* [THE DATA]
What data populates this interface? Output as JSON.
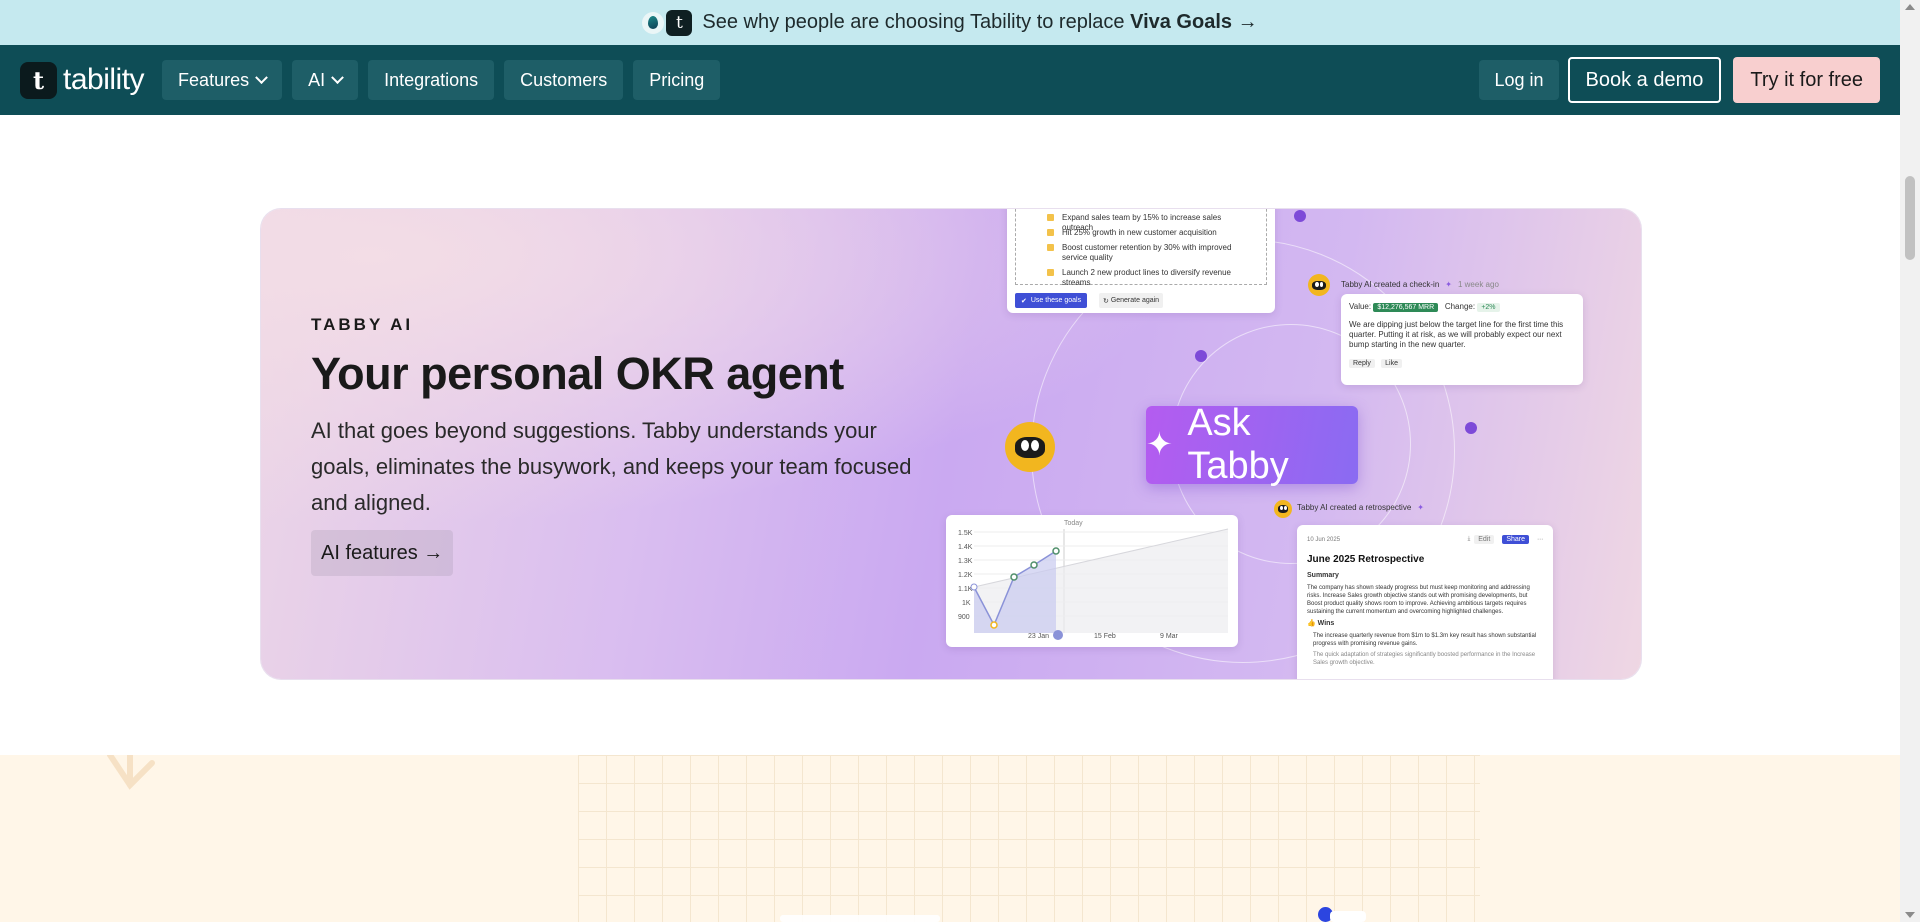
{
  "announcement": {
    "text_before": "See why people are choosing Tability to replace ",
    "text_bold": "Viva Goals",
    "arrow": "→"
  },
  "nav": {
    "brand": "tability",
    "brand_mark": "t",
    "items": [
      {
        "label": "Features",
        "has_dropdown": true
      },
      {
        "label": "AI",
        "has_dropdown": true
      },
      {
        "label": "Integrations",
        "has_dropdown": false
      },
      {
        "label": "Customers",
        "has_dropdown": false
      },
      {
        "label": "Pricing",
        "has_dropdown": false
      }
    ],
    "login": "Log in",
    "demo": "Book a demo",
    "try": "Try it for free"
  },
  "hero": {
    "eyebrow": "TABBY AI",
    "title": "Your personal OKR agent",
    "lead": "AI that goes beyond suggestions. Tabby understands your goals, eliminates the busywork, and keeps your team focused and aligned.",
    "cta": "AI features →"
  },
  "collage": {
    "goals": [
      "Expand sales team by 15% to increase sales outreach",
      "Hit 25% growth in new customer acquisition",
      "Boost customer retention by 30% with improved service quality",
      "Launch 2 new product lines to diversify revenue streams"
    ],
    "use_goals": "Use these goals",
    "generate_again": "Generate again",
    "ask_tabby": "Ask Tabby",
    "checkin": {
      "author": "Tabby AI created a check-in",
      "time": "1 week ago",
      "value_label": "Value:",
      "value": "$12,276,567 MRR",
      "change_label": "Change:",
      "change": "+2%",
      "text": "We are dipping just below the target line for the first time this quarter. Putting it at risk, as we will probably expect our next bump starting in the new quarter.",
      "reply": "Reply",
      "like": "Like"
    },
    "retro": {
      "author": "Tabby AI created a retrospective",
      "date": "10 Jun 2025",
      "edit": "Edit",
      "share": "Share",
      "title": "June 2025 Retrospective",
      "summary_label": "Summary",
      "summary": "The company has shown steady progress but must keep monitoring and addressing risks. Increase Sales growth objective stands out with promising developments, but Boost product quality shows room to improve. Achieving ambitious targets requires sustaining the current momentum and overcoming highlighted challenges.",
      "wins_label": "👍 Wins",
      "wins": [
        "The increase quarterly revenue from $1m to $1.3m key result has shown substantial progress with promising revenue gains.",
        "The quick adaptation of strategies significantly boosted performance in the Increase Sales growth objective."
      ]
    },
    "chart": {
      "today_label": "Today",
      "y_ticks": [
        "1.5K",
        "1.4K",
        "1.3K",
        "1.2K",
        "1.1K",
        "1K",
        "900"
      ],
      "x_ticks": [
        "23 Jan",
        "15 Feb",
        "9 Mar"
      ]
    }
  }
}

* [EXERCISE PROMPT] Pull every line containing the word "time" out of the material.

* [SOLUTION TO THE EXERCISE]
      "time": "1 week ago",
      "text": "We are dipping just below the target line for the first time this quarter. Putting it at risk, as we will probably expect our next bump starting in the new quarter.",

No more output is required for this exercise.